* **Exercise instructions**
Tally the lines of the data that include the word "neuplatněno" and state the total, nothing else.

* **Source data**
— start —

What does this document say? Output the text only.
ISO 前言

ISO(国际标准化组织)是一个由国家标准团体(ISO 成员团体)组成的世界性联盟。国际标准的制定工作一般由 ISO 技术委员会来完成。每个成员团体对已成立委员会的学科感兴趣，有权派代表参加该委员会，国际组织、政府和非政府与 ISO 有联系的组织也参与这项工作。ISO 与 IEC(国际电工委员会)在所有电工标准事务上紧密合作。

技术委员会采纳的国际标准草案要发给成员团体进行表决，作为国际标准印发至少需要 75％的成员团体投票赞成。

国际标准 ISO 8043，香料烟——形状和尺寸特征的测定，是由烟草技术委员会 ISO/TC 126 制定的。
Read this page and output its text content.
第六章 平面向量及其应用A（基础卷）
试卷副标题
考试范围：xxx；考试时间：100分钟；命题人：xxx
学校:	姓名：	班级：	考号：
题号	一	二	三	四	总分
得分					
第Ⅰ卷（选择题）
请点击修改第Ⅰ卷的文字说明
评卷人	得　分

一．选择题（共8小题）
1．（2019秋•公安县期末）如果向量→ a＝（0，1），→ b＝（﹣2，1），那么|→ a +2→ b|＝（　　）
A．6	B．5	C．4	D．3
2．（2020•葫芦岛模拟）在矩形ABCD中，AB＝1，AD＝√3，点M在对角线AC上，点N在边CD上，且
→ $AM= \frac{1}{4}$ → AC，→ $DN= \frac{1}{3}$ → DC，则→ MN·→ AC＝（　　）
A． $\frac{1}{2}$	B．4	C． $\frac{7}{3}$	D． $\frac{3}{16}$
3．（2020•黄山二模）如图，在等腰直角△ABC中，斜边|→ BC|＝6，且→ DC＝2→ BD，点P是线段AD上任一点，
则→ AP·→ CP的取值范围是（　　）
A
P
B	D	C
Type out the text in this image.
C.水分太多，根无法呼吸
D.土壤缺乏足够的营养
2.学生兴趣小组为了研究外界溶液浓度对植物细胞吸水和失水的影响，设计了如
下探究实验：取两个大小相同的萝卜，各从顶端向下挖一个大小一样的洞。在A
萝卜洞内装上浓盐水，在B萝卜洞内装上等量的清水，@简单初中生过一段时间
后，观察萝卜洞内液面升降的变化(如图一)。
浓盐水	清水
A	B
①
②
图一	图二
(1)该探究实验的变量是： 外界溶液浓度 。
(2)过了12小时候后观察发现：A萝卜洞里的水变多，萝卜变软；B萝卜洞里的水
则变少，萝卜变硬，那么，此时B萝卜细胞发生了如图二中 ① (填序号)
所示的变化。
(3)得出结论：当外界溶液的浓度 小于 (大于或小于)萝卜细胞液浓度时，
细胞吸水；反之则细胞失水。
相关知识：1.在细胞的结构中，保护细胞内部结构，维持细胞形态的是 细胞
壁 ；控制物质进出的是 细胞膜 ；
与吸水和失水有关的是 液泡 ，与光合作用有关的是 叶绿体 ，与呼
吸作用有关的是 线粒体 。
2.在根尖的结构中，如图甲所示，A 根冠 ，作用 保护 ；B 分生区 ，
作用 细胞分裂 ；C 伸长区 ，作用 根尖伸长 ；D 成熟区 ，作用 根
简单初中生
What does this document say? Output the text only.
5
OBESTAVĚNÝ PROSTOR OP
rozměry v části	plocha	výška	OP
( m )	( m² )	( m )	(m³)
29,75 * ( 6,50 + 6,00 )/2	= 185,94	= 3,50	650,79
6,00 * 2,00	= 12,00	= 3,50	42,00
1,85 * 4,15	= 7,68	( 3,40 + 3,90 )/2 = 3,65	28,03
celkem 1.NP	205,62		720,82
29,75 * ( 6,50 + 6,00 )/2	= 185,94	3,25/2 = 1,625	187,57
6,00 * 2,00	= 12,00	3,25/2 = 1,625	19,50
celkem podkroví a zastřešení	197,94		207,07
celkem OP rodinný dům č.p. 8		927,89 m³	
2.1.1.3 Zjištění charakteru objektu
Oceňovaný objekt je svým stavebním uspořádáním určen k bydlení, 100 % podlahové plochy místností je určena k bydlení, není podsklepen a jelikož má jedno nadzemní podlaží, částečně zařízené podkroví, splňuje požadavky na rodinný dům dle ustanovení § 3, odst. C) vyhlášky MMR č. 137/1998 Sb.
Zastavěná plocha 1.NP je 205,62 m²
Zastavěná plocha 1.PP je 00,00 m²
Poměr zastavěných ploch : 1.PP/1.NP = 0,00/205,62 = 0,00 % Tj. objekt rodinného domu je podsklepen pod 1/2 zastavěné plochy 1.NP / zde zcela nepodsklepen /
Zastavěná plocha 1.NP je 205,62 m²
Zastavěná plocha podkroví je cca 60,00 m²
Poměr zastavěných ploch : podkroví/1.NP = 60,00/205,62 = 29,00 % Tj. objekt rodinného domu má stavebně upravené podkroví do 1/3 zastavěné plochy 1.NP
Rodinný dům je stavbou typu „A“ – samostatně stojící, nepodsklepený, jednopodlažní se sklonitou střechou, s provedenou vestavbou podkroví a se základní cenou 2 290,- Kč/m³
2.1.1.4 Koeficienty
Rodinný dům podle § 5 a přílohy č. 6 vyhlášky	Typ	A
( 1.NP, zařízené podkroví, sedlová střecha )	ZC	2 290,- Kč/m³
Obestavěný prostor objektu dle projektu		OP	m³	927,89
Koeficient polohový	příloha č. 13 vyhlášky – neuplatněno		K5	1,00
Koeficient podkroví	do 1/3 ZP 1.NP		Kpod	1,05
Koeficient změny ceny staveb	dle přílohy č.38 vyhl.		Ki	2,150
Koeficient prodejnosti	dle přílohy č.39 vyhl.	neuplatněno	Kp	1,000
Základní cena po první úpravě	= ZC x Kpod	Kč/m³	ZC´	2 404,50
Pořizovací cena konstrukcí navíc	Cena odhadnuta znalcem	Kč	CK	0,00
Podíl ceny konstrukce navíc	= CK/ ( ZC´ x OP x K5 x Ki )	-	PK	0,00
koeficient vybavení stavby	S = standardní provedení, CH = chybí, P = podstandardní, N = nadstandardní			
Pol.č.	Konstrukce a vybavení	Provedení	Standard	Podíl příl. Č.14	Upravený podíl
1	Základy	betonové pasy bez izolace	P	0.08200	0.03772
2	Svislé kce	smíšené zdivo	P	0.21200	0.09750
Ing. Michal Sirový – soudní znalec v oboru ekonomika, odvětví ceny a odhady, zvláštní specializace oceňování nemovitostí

— end —

* **Expected answer**
2